(Dataset records)
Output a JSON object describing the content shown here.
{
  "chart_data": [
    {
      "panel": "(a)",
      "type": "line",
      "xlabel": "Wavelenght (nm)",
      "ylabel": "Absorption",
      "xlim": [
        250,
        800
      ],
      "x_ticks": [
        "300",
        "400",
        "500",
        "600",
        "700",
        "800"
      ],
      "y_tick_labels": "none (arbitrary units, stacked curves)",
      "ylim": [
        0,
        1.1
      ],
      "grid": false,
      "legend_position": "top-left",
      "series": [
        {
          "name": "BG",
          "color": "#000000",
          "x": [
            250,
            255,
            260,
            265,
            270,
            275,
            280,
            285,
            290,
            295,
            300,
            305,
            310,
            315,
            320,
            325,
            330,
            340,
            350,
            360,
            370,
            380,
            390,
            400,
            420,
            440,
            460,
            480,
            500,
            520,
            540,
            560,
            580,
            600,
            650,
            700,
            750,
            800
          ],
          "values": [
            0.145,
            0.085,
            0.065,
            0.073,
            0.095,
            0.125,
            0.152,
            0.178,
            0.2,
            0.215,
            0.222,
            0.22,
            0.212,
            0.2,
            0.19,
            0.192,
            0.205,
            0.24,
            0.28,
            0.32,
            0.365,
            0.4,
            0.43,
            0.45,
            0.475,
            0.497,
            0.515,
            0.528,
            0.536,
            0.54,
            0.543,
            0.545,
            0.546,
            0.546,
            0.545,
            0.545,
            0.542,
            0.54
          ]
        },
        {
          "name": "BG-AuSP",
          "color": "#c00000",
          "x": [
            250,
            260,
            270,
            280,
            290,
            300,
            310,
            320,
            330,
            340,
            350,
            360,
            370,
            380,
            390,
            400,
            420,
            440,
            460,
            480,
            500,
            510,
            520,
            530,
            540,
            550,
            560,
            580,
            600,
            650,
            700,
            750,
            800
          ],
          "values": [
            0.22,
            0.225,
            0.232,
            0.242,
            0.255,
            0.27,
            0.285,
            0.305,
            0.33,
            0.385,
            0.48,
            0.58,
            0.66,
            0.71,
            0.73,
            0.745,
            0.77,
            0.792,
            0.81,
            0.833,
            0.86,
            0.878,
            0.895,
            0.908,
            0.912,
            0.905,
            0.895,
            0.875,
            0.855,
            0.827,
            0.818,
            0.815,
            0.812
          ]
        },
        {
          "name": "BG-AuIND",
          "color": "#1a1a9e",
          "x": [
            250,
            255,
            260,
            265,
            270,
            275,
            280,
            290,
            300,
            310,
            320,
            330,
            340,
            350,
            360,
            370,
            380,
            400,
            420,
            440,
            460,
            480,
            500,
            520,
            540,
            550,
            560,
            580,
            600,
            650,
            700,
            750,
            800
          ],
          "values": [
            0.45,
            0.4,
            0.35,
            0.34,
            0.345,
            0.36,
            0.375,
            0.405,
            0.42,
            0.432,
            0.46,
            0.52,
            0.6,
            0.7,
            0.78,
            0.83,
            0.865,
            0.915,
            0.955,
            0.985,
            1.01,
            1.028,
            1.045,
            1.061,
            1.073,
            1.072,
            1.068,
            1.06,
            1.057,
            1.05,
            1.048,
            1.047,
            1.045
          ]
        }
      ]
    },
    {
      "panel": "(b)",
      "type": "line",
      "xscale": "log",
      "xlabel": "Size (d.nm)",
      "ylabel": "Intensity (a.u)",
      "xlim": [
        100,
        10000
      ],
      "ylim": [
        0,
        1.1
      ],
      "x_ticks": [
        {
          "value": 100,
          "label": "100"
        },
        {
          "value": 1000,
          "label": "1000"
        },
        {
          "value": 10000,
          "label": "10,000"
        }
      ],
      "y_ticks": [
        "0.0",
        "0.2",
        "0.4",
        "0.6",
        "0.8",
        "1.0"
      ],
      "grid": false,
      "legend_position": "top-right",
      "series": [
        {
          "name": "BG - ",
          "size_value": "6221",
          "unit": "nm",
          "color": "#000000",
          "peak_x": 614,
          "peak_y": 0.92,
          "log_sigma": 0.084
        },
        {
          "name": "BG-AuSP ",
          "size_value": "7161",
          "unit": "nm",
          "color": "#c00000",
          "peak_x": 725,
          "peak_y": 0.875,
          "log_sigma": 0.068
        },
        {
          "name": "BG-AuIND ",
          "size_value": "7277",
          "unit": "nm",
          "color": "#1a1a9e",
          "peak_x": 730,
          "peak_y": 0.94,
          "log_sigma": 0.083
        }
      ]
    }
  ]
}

→ **DIRECTION**:
From the records above, extract each line exactly as shown.

→ **RESULT OF THE TASK**:
Output a JSON object describing the content shown here.
{
  "chart_data": [
    {
      "panel": "(a)",
      "type": "line",
      "xlabel": "Wavelenght (nm)",
      "ylabel": "Absorption",
      "xlim": [
        250,
        800
      ],
      "x_ticks": [
        "300",
        "400",
        "500",
        "600",
        "700",
        "800"
      ],
      "y_tick_labels": "none (arbitrary units, stacked curves)",
      "ylim": [
        0,
        1.1
      ],
      "grid": false,
      "legend_position": "top-left",
      "series": [
        {
          "name": "BG",
          "color": "#000000",
          "x": [
            250,
            255,
            260,
            265,
            270,
            275,
            280,
            285,
            290,
            295,
            300,
            305,
            310,
            315,
            320,
            325,
            330,
            340,
            350,
            360,
            370,
            380,
            390,
            400,
            420,
            440,
            460,
            480,
            500,
            520,
            540,
            560,
            580,
            600,
            650,
            700,
            750,
            800
          ],
          "values": [
            0.145,
            0.085,
            0.065,
            0.073,
            0.095,
            0.125,
            0.152,
            0.178,
            0.2,
            0.215,
            0.222,
            0.22,
            0.212,
            0.2,
            0.19,
            0.192,
            0.205,
            0.24,
            0.28,
            0.32,
            0.365,
            0.4,
            0.43,
            0.45,
            0.475,
            0.497,
            0.515,
            0.528,
            0.536,
            0.54,
            0.543,
            0.545,
            0.546,
            0.546,
            0.545,
            0.545,
            0.542,
            0.54
          ]
        },
        {
          "name": "BG-AuSP",
          "color": "#c00000",
          "x": [
            250,
            260,
            270,
            280,
            290,
            300,
            310,
            320,
            330,
            340,
            350,
            360,
            370,
            380,
            390,
            400,
            420,
            440,
            460,
            480,
            500,
            510,
            520,
            530,
            540,
            550,
            560,
            580,
            600,
            650,
            700,
            750,
            800
          ],
          "values": [
            0.22,
            0.225,
            0.232,
            0.242,
            0.255,
            0.27,
            0.285,
            0.305,
            0.33,
            0.385,
            0.48,
            0.58,
            0.66,
            0.71,
            0.73,
            0.745,
            0.77,
            0.792,
            0.81,
            0.833,
            0.86,
            0.878,
            0.895,
            0.908,
            0.912,
            0.905,
            0.895,
            0.875,
            0.855,
            0.827,
            0.818,
            0.815,
            0.812
          ]
        },
        {
          "name": "BG-AuIND",
          "color": "#1a1a9e",
          "x": [
            250,
            255,
            260,
            265,
            270,
            275,
            280,
            290,
            300,
            310,
            320,
            330,
            340,
            350,
            360,
            370,
            380,
            400,
            420,
            440,
            460,
            480,
            500,
            520,
            540,
            550,
            560,
            580,
            600,
            650,
            700,
            750,
            800
          ],
          "values": [
            0.45,
            0.4,
            0.35,
            0.34,
            0.345,
            0.36,
            0.375,
            0.405,
            0.42,
            0.432,
            0.46,
            0.52,
            0.6,
            0.7,
            0.78,
            0.83,
            0.865,
            0.915,
            0.955,
            0.985,
            1.01,
            1.028,
            1.045,
            1.061,
            1.073,
            1.072,
            1.068,
            1.06,
            1.057,
            1.05,
            1.048,
            1.047,
            1.045
          ]
        }
      ]
    },
    {
      "panel": "(b)",
      "type": "line",
      "xscale": "log",
      "xlabel": "Size (d.nm)",
      "ylabel": "Intensity (a.u)",
      "xlim": [
        100,
        10000
      ],
      "ylim": [
        0,
        1.1
      ],
      "x_ticks": [
        {
          "value": 100,
          "label": "100"
        },
        {
          "value": 1000,
          "label": "1000"
        },
        {
          "value": 10000,
          "label": "10,000"
        }
      ],
      "y_ticks": [
        "0.0",
        "0.2",
        "0.4",
        "0.6",
        "0.8",
        "1.0"
      ],
      "grid": false,
      "legend_position": "top-right",
      "series": [
        {
          "name": "BG - ",
          "size_value": "6221",
          "unit": "nm",
          "color": "#000000",
          "peak_x": 614,
          "peak_y": 0.92,
          "log_sigma": 0.084
        },
        {
          "name": "BG-AuSP ",
          "size_value": "7161",
          "unit": "nm",
          "color": "#c00000",
          "peak_x": 725,
          "peak_y": 0.875,
          "log_sigma": 0.068
        },
        {
          "name": "BG-AuIND ",
          "size_value": "7277",
          "unit": "nm",
          "color": "#1a1a9e",
          "peak_x": 730,
          "peak_y": 0.94,
          "log_sigma": 0.083
        }
      ]
    }
  ]
}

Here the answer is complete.